◆ What is needed
In the material below, find every line with "document" and pull it out.

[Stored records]
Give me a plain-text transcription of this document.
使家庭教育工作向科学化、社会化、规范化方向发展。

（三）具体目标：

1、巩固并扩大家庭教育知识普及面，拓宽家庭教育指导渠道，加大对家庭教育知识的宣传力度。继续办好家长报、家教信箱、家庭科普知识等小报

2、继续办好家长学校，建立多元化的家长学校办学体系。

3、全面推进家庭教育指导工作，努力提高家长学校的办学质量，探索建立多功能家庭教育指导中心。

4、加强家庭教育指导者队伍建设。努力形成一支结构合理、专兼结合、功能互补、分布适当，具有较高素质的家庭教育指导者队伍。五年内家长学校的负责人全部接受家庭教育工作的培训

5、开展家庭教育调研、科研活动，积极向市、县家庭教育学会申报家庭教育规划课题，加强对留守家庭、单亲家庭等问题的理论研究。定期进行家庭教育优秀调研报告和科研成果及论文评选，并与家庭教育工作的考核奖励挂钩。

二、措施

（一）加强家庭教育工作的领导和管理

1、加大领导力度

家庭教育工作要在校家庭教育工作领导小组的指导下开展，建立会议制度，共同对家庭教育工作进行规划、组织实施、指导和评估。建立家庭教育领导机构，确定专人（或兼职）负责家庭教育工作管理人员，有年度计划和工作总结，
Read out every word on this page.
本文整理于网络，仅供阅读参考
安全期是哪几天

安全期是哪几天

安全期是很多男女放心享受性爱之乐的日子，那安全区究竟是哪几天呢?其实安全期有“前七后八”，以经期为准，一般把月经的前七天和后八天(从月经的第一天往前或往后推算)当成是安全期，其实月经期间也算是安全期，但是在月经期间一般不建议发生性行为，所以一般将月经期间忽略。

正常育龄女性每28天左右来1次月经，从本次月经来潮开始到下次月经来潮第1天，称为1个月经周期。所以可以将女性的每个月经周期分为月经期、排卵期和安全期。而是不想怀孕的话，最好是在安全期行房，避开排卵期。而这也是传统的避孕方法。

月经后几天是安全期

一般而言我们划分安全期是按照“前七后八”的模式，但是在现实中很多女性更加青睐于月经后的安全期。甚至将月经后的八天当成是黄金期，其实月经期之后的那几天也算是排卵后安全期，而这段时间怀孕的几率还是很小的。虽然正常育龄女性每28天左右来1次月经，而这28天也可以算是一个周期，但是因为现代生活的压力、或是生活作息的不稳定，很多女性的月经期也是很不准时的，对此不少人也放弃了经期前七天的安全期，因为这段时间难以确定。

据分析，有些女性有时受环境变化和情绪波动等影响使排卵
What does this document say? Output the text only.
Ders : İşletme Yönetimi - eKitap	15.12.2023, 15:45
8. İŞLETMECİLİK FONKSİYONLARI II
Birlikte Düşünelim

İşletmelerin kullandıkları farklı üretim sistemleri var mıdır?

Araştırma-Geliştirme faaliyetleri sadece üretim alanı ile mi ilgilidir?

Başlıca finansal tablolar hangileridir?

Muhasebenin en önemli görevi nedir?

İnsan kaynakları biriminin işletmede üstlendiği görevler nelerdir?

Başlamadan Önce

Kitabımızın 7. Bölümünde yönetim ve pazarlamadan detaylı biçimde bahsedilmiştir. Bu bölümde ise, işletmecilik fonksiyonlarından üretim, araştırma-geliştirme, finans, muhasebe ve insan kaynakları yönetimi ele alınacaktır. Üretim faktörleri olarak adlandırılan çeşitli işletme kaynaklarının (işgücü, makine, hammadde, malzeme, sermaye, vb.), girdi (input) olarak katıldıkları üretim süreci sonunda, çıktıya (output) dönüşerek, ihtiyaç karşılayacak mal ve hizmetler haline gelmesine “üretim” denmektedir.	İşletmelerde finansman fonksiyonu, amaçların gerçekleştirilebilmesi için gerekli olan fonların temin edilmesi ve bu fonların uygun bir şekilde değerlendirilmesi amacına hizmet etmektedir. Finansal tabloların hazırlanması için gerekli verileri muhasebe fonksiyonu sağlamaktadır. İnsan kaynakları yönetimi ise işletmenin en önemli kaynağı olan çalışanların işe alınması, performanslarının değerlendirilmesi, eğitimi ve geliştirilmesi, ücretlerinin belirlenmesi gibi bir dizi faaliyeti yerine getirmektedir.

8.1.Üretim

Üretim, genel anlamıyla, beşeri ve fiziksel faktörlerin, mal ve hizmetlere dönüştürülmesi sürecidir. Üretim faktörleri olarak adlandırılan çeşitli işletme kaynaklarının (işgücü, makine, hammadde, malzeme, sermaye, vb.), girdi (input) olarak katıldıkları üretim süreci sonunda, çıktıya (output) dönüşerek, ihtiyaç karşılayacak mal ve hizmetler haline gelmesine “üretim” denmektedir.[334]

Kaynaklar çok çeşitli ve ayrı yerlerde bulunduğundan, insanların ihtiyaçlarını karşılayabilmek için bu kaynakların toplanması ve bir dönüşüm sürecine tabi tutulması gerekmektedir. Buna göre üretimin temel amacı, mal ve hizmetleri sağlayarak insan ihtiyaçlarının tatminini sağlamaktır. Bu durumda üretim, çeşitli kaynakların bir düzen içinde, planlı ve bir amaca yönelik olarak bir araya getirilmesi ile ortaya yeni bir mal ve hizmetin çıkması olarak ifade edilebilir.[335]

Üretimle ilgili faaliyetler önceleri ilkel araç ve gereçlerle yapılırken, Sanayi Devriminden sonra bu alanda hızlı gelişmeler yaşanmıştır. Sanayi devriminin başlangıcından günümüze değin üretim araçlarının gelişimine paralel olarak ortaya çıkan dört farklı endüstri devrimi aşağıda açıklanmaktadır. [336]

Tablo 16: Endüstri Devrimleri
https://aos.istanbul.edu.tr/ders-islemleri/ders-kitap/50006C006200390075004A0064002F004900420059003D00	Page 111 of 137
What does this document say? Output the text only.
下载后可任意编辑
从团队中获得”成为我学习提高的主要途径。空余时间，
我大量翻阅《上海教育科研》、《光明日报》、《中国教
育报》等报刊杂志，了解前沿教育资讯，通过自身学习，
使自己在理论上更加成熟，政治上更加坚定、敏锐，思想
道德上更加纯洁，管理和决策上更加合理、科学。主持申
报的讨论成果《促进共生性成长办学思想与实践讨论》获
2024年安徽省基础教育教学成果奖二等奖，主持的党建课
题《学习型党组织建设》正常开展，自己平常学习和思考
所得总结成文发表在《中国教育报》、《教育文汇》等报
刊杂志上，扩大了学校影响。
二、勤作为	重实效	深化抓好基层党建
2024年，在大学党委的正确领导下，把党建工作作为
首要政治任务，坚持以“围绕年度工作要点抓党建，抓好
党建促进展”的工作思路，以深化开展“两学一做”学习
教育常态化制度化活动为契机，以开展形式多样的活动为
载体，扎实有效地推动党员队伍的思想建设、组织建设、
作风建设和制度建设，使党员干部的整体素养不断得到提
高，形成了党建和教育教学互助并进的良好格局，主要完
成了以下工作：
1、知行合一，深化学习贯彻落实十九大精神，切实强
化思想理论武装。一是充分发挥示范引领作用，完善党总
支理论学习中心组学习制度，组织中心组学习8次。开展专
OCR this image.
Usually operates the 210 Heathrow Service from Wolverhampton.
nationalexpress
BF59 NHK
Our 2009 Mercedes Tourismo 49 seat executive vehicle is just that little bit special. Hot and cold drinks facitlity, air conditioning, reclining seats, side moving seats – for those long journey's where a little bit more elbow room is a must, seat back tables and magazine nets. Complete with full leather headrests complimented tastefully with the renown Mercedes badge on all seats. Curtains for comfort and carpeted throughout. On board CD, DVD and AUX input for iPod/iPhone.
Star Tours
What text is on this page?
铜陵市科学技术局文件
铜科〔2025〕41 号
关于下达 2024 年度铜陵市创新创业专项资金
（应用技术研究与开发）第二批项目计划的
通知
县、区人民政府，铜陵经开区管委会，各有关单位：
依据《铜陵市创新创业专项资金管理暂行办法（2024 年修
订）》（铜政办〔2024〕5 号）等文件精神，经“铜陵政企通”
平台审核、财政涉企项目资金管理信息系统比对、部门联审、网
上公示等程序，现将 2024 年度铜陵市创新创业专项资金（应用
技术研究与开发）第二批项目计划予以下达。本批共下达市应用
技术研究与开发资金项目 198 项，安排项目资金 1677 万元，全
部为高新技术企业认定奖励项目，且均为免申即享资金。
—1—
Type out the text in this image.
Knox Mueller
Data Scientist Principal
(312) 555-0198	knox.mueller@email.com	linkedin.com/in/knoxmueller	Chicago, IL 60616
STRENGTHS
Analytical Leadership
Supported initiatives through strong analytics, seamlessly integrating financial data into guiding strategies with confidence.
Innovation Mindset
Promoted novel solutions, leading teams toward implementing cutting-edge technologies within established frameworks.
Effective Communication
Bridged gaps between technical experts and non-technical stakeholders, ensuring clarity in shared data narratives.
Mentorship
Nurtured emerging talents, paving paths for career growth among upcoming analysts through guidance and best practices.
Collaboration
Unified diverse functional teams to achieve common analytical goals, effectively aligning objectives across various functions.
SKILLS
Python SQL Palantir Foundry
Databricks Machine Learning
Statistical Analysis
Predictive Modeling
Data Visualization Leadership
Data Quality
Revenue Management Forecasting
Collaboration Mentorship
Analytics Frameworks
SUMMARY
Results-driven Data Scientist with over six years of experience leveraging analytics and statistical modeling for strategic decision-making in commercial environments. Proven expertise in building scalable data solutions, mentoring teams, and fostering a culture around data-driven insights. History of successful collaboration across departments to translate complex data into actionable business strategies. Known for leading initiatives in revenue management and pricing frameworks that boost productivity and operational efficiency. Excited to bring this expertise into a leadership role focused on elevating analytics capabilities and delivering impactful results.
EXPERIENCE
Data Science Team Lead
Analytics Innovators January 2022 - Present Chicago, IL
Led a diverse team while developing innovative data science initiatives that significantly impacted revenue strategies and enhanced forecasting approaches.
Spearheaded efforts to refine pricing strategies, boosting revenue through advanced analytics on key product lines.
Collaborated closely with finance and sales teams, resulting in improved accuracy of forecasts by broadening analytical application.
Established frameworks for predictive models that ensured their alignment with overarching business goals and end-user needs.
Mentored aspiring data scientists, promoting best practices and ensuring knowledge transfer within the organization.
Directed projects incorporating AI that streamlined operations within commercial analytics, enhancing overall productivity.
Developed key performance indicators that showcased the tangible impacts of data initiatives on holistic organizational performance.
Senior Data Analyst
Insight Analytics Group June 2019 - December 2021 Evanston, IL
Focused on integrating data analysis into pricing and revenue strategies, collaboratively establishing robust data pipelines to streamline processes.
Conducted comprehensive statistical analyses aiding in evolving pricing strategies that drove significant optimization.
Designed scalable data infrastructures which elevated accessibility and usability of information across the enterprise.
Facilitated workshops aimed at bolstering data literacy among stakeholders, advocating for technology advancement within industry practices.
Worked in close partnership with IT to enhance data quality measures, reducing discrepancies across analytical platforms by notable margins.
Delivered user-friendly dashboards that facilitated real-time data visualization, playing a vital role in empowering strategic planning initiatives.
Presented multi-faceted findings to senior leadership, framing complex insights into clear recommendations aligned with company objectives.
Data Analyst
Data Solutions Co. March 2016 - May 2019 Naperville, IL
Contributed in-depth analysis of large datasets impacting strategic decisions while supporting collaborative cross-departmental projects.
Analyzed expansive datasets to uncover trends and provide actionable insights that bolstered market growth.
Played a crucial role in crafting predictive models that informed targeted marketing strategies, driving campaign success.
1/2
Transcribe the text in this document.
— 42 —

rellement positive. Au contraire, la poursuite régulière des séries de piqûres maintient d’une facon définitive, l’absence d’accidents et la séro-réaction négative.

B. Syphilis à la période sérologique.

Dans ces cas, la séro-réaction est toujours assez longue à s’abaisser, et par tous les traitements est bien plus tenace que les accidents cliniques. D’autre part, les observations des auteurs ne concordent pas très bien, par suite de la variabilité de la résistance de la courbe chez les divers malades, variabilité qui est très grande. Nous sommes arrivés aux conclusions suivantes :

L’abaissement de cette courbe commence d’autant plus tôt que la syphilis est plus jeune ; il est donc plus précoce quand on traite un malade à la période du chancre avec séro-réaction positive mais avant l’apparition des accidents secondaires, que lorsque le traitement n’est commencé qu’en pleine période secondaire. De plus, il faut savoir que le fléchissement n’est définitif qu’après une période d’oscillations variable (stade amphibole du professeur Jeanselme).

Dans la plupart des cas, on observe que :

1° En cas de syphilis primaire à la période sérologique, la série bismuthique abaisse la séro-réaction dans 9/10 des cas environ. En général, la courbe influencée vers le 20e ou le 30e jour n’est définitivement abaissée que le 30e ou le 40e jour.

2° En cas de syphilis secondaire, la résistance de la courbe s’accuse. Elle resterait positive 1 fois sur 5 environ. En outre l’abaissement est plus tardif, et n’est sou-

◆ Correct result
Give me a plain-text transcription of this document.
What does this document say? Output the text only.
What does this document say? Output the text only.
Transcribe the text in this document.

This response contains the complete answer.